• **What to produce**
While reading through the material below, copy each line that holds the word "estimate".

• **Information given**
┌──

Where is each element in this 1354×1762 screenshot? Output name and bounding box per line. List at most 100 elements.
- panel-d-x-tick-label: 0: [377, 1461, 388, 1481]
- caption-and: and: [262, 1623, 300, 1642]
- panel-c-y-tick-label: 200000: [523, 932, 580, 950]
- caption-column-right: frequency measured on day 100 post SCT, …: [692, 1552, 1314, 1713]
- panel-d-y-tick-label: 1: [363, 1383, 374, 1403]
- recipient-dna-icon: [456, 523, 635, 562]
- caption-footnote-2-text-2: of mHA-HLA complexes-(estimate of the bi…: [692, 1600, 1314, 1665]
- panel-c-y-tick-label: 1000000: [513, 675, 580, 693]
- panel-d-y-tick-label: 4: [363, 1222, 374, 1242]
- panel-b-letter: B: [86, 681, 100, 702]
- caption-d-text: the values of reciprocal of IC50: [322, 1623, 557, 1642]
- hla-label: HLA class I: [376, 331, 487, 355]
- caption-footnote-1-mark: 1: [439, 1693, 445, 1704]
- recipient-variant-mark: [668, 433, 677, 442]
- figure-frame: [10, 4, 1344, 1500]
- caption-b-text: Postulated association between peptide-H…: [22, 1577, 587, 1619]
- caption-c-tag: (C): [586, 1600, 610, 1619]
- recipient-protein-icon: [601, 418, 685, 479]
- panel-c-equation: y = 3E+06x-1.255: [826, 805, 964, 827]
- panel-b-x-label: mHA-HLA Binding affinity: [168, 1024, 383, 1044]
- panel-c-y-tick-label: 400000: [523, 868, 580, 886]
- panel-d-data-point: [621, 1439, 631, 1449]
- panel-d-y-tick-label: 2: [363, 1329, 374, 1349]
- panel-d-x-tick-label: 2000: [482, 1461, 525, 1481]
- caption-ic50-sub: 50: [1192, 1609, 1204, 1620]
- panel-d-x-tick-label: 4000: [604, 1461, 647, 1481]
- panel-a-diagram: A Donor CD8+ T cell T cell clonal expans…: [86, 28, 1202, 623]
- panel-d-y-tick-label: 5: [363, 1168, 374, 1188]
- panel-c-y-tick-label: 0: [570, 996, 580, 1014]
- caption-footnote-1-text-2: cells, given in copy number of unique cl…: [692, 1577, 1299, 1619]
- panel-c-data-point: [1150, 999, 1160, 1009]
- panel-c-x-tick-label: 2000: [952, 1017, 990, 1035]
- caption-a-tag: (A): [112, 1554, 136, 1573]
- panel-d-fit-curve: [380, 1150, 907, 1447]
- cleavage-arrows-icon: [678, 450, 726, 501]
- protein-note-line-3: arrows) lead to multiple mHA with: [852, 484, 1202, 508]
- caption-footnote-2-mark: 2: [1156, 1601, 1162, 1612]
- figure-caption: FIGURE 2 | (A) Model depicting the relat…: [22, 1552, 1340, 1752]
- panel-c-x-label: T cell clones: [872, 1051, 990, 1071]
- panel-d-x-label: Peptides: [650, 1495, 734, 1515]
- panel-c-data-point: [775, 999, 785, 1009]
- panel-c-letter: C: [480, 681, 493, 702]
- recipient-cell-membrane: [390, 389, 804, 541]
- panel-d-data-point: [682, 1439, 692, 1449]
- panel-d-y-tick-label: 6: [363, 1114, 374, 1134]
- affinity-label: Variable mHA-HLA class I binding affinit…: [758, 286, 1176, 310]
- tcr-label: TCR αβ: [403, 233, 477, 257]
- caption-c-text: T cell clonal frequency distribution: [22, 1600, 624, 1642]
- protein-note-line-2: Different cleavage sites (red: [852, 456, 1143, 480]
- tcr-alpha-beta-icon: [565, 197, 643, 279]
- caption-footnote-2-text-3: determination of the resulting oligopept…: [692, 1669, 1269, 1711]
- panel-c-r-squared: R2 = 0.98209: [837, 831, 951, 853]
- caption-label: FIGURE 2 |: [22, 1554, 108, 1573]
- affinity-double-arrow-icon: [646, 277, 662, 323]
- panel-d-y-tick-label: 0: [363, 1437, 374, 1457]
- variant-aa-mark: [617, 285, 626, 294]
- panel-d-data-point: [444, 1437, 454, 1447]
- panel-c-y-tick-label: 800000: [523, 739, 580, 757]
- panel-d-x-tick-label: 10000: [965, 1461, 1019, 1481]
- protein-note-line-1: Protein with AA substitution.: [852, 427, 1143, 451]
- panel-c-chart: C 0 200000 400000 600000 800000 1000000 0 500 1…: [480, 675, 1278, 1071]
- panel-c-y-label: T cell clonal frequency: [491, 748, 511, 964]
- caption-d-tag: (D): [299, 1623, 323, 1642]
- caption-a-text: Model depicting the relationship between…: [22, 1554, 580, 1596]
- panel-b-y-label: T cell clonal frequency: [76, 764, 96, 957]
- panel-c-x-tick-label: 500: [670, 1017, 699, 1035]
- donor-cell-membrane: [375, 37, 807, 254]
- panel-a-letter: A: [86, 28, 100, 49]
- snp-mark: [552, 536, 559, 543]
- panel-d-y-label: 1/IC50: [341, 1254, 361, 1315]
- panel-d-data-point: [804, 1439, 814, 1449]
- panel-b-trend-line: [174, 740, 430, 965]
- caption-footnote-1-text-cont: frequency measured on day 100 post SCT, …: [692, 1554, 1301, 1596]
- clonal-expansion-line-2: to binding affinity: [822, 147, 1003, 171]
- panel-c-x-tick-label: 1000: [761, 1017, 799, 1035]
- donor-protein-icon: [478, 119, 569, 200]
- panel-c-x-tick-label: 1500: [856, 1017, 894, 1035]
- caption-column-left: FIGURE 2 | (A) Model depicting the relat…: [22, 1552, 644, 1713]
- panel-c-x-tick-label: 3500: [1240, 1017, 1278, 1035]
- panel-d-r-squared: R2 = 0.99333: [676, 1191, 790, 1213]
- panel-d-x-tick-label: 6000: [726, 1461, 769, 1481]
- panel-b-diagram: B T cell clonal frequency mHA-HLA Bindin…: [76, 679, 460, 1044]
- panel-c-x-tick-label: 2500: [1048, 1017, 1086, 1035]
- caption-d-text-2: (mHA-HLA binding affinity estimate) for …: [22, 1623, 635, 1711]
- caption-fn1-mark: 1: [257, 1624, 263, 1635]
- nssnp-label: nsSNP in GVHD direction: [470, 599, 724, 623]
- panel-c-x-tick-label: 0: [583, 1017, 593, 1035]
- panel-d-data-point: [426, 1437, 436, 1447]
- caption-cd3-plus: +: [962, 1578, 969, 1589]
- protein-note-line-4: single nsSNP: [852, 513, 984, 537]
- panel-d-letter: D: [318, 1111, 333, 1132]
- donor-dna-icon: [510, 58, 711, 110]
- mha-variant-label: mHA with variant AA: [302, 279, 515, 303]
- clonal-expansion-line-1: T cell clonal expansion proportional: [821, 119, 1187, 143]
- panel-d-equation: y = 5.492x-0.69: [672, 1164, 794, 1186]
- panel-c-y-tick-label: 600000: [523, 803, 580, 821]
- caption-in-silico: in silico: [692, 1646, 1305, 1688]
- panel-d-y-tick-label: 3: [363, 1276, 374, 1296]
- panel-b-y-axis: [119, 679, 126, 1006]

└──

• **Exercise answer**
- caption-footnote-2-text-2: of mHA-HLA complexes-(estimate of the bi…: [692, 1600, 1314, 1665]
- caption-d-text-2: (mHA-HLA binding affinity estimate) for …: [22, 1623, 635, 1711]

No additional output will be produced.